> [Stated problem]: Find each line with the string "RBSPB" and report it.

> [Source data]:

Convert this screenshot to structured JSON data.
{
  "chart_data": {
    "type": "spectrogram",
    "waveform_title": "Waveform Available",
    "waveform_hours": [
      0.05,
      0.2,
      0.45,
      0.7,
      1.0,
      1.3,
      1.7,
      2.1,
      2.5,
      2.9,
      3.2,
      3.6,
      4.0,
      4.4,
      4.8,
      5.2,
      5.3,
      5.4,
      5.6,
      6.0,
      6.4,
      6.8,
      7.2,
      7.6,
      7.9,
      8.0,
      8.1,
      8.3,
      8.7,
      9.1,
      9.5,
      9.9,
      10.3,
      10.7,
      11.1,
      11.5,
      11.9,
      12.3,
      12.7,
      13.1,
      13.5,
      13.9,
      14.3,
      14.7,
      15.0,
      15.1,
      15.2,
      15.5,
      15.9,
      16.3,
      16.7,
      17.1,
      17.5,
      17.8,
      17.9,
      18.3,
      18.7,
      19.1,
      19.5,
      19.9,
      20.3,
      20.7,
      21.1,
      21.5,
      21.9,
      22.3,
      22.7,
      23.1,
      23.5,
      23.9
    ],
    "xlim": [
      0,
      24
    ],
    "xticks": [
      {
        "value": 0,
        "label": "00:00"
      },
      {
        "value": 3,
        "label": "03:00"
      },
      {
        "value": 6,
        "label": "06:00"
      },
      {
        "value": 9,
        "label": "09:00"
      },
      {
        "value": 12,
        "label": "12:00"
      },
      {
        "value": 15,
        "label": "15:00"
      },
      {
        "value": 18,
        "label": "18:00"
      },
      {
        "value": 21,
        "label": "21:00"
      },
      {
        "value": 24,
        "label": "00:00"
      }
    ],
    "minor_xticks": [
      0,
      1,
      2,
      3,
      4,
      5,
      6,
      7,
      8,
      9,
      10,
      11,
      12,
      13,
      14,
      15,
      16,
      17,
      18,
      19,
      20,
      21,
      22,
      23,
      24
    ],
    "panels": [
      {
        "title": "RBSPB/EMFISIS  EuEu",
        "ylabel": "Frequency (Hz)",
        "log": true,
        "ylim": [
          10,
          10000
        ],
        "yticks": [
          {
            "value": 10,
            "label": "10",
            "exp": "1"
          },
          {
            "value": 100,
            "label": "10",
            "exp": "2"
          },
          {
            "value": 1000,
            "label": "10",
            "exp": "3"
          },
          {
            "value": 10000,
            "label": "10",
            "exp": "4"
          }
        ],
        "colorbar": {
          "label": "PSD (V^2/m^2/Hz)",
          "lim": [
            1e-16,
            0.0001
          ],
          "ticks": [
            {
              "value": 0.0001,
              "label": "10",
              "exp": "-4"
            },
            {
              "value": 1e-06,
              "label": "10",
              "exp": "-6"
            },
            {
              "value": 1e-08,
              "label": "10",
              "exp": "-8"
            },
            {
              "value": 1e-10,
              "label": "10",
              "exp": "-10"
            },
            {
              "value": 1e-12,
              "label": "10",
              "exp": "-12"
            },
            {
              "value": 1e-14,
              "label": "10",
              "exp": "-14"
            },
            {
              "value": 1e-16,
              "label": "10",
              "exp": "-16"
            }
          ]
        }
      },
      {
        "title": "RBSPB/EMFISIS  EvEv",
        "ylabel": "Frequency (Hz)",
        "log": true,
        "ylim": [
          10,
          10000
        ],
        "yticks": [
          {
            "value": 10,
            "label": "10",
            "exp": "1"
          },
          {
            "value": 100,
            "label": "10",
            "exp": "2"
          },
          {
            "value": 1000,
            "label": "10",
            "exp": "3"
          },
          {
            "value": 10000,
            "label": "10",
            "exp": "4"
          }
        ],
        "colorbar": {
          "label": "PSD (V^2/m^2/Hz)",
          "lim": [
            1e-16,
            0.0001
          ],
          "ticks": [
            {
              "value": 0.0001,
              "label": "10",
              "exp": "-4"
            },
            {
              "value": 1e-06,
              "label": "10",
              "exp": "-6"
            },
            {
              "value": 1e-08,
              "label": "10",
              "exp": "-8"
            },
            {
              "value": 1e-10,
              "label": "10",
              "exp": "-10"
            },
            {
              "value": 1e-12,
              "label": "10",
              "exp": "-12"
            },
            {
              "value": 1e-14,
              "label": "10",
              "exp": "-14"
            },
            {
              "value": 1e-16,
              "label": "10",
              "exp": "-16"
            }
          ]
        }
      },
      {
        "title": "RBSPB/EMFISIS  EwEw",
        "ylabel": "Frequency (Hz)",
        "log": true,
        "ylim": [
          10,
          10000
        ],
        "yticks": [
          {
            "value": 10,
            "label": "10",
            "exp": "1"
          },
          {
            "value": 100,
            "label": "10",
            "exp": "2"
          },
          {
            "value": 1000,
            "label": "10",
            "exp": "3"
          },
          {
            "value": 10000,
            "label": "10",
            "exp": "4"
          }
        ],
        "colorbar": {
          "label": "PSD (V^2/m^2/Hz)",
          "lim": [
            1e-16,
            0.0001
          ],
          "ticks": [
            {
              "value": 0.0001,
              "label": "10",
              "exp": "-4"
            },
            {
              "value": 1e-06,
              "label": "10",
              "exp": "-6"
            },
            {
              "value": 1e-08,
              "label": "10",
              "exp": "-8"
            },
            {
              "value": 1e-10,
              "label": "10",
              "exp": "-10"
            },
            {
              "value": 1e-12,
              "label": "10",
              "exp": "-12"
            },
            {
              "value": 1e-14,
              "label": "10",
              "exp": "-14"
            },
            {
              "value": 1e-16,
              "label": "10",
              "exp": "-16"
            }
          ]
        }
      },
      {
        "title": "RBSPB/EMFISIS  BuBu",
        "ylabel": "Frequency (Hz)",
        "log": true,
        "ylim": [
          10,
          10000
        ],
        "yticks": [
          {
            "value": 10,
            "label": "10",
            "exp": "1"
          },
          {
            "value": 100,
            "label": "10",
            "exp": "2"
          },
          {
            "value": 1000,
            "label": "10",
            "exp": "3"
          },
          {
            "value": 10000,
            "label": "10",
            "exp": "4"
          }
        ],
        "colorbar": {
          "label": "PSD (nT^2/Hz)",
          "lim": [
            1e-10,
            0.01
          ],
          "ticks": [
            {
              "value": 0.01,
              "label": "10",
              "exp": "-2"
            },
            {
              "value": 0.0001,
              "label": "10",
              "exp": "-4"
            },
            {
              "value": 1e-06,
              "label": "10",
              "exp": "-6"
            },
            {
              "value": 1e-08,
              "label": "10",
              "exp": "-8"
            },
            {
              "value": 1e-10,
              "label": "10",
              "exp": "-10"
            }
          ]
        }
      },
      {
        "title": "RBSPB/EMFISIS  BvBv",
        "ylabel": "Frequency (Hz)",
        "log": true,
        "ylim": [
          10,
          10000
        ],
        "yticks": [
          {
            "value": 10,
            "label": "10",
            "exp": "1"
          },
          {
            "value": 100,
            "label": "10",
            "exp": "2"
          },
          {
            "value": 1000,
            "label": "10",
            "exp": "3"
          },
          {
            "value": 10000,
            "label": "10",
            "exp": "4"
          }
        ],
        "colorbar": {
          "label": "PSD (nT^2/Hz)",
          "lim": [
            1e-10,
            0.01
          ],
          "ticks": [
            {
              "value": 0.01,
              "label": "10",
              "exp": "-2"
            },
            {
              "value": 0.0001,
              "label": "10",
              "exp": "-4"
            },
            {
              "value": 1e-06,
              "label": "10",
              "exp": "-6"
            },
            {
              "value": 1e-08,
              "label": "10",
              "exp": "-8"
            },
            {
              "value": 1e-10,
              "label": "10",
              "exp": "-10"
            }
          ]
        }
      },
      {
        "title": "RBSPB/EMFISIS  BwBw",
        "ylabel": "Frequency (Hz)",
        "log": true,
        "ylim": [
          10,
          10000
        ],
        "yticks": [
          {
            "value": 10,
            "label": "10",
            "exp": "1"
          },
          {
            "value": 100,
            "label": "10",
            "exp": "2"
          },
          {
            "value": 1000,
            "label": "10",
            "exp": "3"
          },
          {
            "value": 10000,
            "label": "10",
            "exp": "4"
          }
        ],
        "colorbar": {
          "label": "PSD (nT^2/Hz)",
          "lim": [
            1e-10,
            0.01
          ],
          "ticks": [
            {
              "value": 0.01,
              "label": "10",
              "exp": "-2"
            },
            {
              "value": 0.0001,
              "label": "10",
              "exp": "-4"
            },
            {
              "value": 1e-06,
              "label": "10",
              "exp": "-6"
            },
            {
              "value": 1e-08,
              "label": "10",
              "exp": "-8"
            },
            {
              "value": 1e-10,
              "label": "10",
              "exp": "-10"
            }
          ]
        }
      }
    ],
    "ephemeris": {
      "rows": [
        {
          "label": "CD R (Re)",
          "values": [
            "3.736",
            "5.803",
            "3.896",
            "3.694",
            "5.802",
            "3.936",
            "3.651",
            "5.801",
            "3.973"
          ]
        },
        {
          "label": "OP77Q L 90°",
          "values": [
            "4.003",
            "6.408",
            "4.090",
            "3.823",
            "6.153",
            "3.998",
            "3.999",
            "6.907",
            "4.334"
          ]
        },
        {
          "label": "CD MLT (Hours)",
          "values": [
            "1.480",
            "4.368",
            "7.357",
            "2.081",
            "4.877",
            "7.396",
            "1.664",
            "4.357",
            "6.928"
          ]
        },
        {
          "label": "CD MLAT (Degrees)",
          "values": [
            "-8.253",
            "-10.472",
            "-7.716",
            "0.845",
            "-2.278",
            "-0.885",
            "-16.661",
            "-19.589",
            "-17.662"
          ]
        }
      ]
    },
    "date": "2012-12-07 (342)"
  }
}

> [Output of the exercise]:
        "title": "RBSPB/EMFISIS  EuEu",
        "title": "RBSPB/EMFISIS  EvEv",
        "title": "RBSPB/EMFISIS  EwEw",
        "title": "RBSPB/EMFISIS  BuBu",
        "title": "RBSPB/EMFISIS  BvBv",
        "title": "RBSPB/EMFISIS  BwBw",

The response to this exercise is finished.